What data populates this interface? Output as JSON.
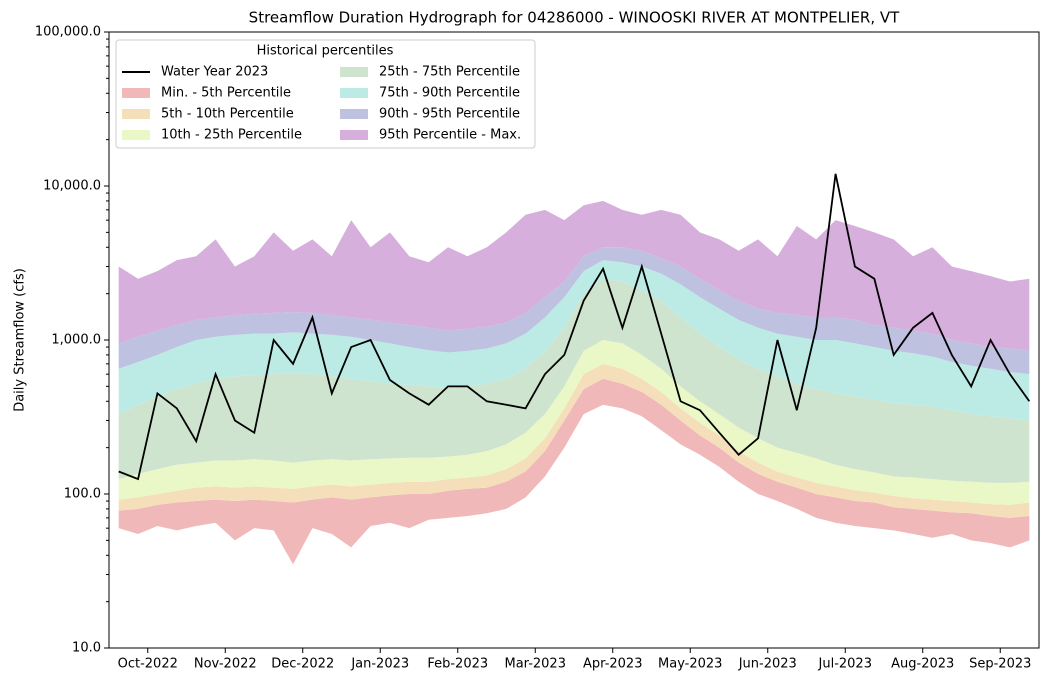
{
  "chart_data": {
    "type": "area",
    "title": "Streamflow Duration Hydrograph for 04286000 - WINOOSKI RIVER AT MONTPELIER, VT",
    "ylabel": "Daily Streamflow (cfs)",
    "log_scale": true,
    "ylim": [
      10,
      100000
    ],
    "yticks": [
      {
        "value": 10,
        "label": "10.0"
      },
      {
        "value": 100,
        "label": "100.0"
      },
      {
        "value": 1000,
        "label": "1,000.0"
      },
      {
        "value": 10000,
        "label": "10,000.0"
      },
      {
        "value": 100000,
        "label": "100,000.0"
      }
    ],
    "legend_title": "Historical percentiles",
    "legend": "upper left",
    "categories": [
      null,
      "Oct-2022",
      null,
      null,
      null,
      "Nov-2022",
      null,
      null,
      null,
      "Dec-2022",
      null,
      null,
      null,
      "Jan-2023",
      null,
      null,
      null,
      "Feb-2023",
      null,
      null,
      null,
      "Mar-2023",
      null,
      null,
      null,
      "Apr-2023",
      null,
      null,
      null,
      "May-2023",
      null,
      null,
      null,
      "Jun-2023",
      null,
      null,
      null,
      "Jul-2023",
      null,
      null,
      null,
      "Aug-2023",
      null,
      null,
      null,
      "Sep-2023",
      null,
      null
    ],
    "bands": [
      {
        "name": "Min. - 5th Percentile",
        "color": "#f0b8b8",
        "lower": [
          60,
          55,
          62,
          58,
          62,
          65,
          50,
          60,
          58,
          35,
          60,
          55,
          45,
          62,
          65,
          60,
          68,
          70,
          72,
          75,
          80,
          95,
          130,
          200,
          330,
          380,
          360,
          320,
          260,
          210,
          180,
          150,
          120,
          100,
          90,
          80,
          70,
          65,
          62,
          60,
          58,
          55,
          52,
          55,
          50,
          48,
          45,
          50
        ],
        "values": [
          78,
          80,
          85,
          88,
          90,
          92,
          90,
          92,
          90,
          88,
          92,
          95,
          92,
          95,
          98,
          100,
          100,
          105,
          108,
          110,
          120,
          140,
          190,
          300,
          480,
          560,
          520,
          460,
          380,
          300,
          240,
          200,
          160,
          135,
          120,
          110,
          100,
          95,
          90,
          88,
          82,
          80,
          78,
          76,
          75,
          72,
          70,
          72
        ]
      },
      {
        "name": "5th - 10th Percentile",
        "color": "#f5dfbb",
        "values": [
          92,
          95,
          100,
          105,
          110,
          112,
          110,
          112,
          110,
          108,
          112,
          115,
          112,
          115,
          118,
          120,
          120,
          125,
          128,
          132,
          145,
          170,
          230,
          360,
          600,
          700,
          650,
          560,
          460,
          360,
          290,
          240,
          190,
          160,
          140,
          128,
          118,
          112,
          106,
          102,
          97,
          94,
          92,
          90,
          88,
          86,
          85,
          88
        ]
      },
      {
        "name": "10th - 25th Percentile",
        "color": "#eaf8c8",
        "values": [
          125,
          135,
          145,
          155,
          160,
          165,
          165,
          168,
          165,
          160,
          165,
          168,
          165,
          168,
          170,
          172,
          172,
          175,
          180,
          190,
          210,
          250,
          330,
          500,
          850,
          1000,
          950,
          800,
          650,
          500,
          400,
          330,
          270,
          230,
          200,
          185,
          170,
          155,
          145,
          138,
          130,
          128,
          125,
          122,
          120,
          118,
          118,
          120
        ]
      },
      {
        "name": "25th - 75th Percentile",
        "color": "#cfe4cf",
        "values": [
          330,
          380,
          430,
          480,
          520,
          560,
          580,
          590,
          600,
          610,
          600,
          580,
          560,
          540,
          520,
          510,
          500,
          490,
          500,
          520,
          560,
          650,
          850,
          1200,
          2000,
          2500,
          2400,
          2100,
          1800,
          1400,
          1100,
          900,
          750,
          650,
          580,
          520,
          480,
          450,
          430,
          410,
          390,
          380,
          370,
          350,
          330,
          320,
          310,
          300
        ]
      },
      {
        "name": "75th - 90th Percentile",
        "color": "#bcebe6",
        "values": [
          650,
          720,
          800,
          900,
          1000,
          1050,
          1080,
          1100,
          1100,
          1120,
          1100,
          1080,
          1050,
          1000,
          950,
          900,
          860,
          830,
          850,
          880,
          950,
          1100,
          1400,
          1900,
          2800,
          3300,
          3200,
          3000,
          2700,
          2300,
          1900,
          1600,
          1350,
          1200,
          1100,
          1050,
          1000,
          1000,
          950,
          900,
          850,
          820,
          780,
          720,
          680,
          650,
          620,
          600
        ]
      },
      {
        "name": "90th - 95th Percentile",
        "color": "#bec1df",
        "values": [
          950,
          1050,
          1150,
          1250,
          1350,
          1400,
          1450,
          1480,
          1500,
          1520,
          1500,
          1450,
          1400,
          1350,
          1300,
          1250,
          1200,
          1150,
          1180,
          1220,
          1300,
          1500,
          1900,
          2400,
          3500,
          4000,
          4000,
          3800,
          3400,
          3000,
          2500,
          2100,
          1800,
          1600,
          1500,
          1450,
          1400,
          1400,
          1350,
          1250,
          1200,
          1150,
          1100,
          1000,
          950,
          900,
          880,
          860
        ]
      },
      {
        "name": "95th Percentile - Max.",
        "color": "#d6afdd",
        "values": [
          3000,
          2500,
          2800,
          3300,
          3500,
          4500,
          3000,
          3500,
          5000,
          3800,
          4500,
          3500,
          6000,
          4000,
          5000,
          3500,
          3200,
          4000,
          3500,
          4000,
          5000,
          6500,
          7000,
          6000,
          7500,
          8000,
          7000,
          6500,
          7000,
          6500,
          5000,
          4500,
          3800,
          4500,
          3500,
          5500,
          4500,
          6000,
          5500,
          5000,
          4500,
          3500,
          4000,
          3000,
          2800,
          2600,
          2400,
          2500
        ]
      }
    ],
    "series": [
      {
        "name": "Water Year 2023",
        "color": "#000000",
        "values": [
          140,
          125,
          450,
          360,
          220,
          600,
          300,
          250,
          1000,
          700,
          1400,
          450,
          900,
          1000,
          550,
          450,
          380,
          500,
          500,
          400,
          380,
          360,
          600,
          800,
          1800,
          2900,
          1200,
          3000,
          1100,
          400,
          350,
          250,
          180,
          230,
          1000,
          350,
          1200,
          12000,
          3000,
          2500,
          800,
          1200,
          1500,
          800,
          500,
          1000,
          600,
          400
        ]
      }
    ]
  }
}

__________

- REQUIREMENT: Pictures don't belong in the copy. Restate all the entries exactly.

- ANSWER TO THE EXERCISE:
What data populates this interface? Output as JSON.
{
  "chart_data": {
    "type": "area",
    "title": "Streamflow Duration Hydrograph for 04286000 - WINOOSKI RIVER AT MONTPELIER, VT",
    "ylabel": "Daily Streamflow (cfs)",
    "log_scale": true,
    "ylim": [
      10,
      100000
    ],
    "yticks": [
      {
        "value": 10,
        "label": "10.0"
      },
      {
        "value": 100,
        "label": "100.0"
      },
      {
        "value": 1000,
        "label": "1,000.0"
      },
      {
        "value": 10000,
        "label": "10,000.0"
      },
      {
        "value": 100000,
        "label": "100,000.0"
      }
    ],
    "legend_title": "Historical percentiles",
    "legend": "upper left",
    "categories": [
      null,
      "Oct-2022",
      null,
      null,
      null,
      "Nov-2022",
      null,
      null,
      null,
      "Dec-2022",
      null,
      null,
      null,
      "Jan-2023",
      null,
      null,
      null,
      "Feb-2023",
      null,
      null,
      null,
      "Mar-2023",
      null,
      null,
      null,
      "Apr-2023",
      null,
      null,
      null,
      "May-2023",
      null,
      null,
      null,
      "Jun-2023",
      null,
      null,
      null,
      "Jul-2023",
      null,
      null,
      null,
      "Aug-2023",
      null,
      null,
      null,
      "Sep-2023",
      null,
      null
    ],
    "bands": [
      {
        "name": "Min. - 5th Percentile",
        "color": "#f0b8b8",
        "lower": [
          60,
          55,
          62,
          58,
          62,
          65,
          50,
          60,
          58,
          35,
          60,
          55,
          45,
          62,
          65,
          60,
          68,
          70,
          72,
          75,
          80,
          95,
          130,
          200,
          330,
          380,
          360,
          320,
          260,
          210,
          180,
          150,
          120,
          100,
          90,
          80,
          70,
          65,
          62,
          60,
          58,
          55,
          52,
          55,
          50,
          48,
          45,
          50
        ],
        "values": [
          78,
          80,
          85,
          88,
          90,
          92,
          90,
          92,
          90,
          88,
          92,
          95,
          92,
          95,
          98,
          100,
          100,
          105,
          108,
          110,
          120,
          140,
          190,
          300,
          480,
          560,
          520,
          460,
          380,
          300,
          240,
          200,
          160,
          135,
          120,
          110,
          100,
          95,
          90,
          88,
          82,
          80,
          78,
          76,
          75,
          72,
          70,
          72
        ]
      },
      {
        "name": "5th - 10th Percentile",
        "color": "#f5dfbb",
        "values": [
          92,
          95,
          100,
          105,
          110,
          112,
          110,
          112,
          110,
          108,
          112,
          115,
          112,
          115,
          118,
          120,
          120,
          125,
          128,
          132,
          145,
          170,
          230,
          360,
          600,
          700,
          650,
          560,
          460,
          360,
          290,
          240,
          190,
          160,
          140,
          128,
          118,
          112,
          106,
          102,
          97,
          94,
          92,
          90,
          88,
          86,
          85,
          88
        ]
      },
      {
        "name": "10th - 25th Percentile",
        "color": "#eaf8c8",
        "values": [
          125,
          135,
          145,
          155,
          160,
          165,
          165,
          168,
          165,
          160,
          165,
          168,
          165,
          168,
          170,
          172,
          172,
          175,
          180,
          190,
          210,
          250,
          330,
          500,
          850,
          1000,
          950,
          800,
          650,
          500,
          400,
          330,
          270,
          230,
          200,
          185,
          170,
          155,
          145,
          138,
          130,
          128,
          125,
          122,
          120,
          118,
          118,
          120
        ]
      },
      {
        "name": "25th - 75th Percentile",
        "color": "#cfe4cf",
        "values": [
          330,
          380,
          430,
          480,
          520,
          560,
          580,
          590,
          600,
          610,
          600,
          580,
          560,
          540,
          520,
          510,
          500,
          490,
          500,
          520,
          560,
          650,
          850,
          1200,
          2000,
          2500,
          2400,
          2100,
          1800,
          1400,
          1100,
          900,
          750,
          650,
          580,
          520,
          480,
          450,
          430,
          410,
          390,
          380,
          370,
          350,
          330,
          320,
          310,
          300
        ]
      },
      {
        "name": "75th - 90th Percentile",
        "color": "#bcebe6",
        "values": [
          650,
          720,
          800,
          900,
          1000,
          1050,
          1080,
          1100,
          1100,
          1120,
          1100,
          1080,
          1050,
          1000,
          950,
          900,
          860,
          830,
          850,
          880,
          950,
          1100,
          1400,
          1900,
          2800,
          3300,
          3200,
          3000,
          2700,
          2300,
          1900,
          1600,
          1350,
          1200,
          1100,
          1050,
          1000,
          1000,
          950,
          900,
          850,
          820,
          780,
          720,
          680,
          650,
          620,
          600
        ]
      },
      {
        "name": "90th - 95th Percentile",
        "color": "#bec1df",
        "values": [
          950,
          1050,
          1150,
          1250,
          1350,
          1400,
          1450,
          1480,
          1500,
          1520,
          1500,
          1450,
          1400,
          1350,
          1300,
          1250,
          1200,
          1150,
          1180,
          1220,
          1300,
          1500,
          1900,
          2400,
          3500,
          4000,
          4000,
          3800,
          3400,
          3000,
          2500,
          2100,
          1800,
          1600,
          1500,
          1450,
          1400,
          1400,
          1350,
          1250,
          1200,
          1150,
          1100,
          1000,
          950,
          900,
          880,
          860
        ]
      },
      {
        "name": "95th Percentile - Max.",
        "color": "#d6afdd",
        "values": [
          3000,
          2500,
          2800,
          3300,
          3500,
          4500,
          3000,
          3500,
          5000,
          3800,
          4500,
          3500,
          6000,
          4000,
          5000,
          3500,
          3200,
          4000,
          3500,
          4000,
          5000,
          6500,
          7000,
          6000,
          7500,
          8000,
          7000,
          6500,
          7000,
          6500,
          5000,
          4500,
          3800,
          4500,
          3500,
          5500,
          4500,
          6000,
          5500,
          5000,
          4500,
          3500,
          4000,
          3000,
          2800,
          2600,
          2400,
          2500
        ]
      }
    ],
    "series": [
      {
        "name": "Water Year 2023",
        "color": "#000000",
        "values": [
          140,
          125,
          450,
          360,
          220,
          600,
          300,
          250,
          1000,
          700,
          1400,
          450,
          900,
          1000,
          550,
          450,
          380,
          500,
          500,
          400,
          380,
          360,
          600,
          800,
          1800,
          2900,
          1200,
          3000,
          1100,
          400,
          350,
          250,
          180,
          230,
          1000,
          350,
          1200,
          12000,
          3000,
          2500,
          800,
          1200,
          1500,
          800,
          500,
          1000,
          600,
          400
        ]
      }
    ]
  }
}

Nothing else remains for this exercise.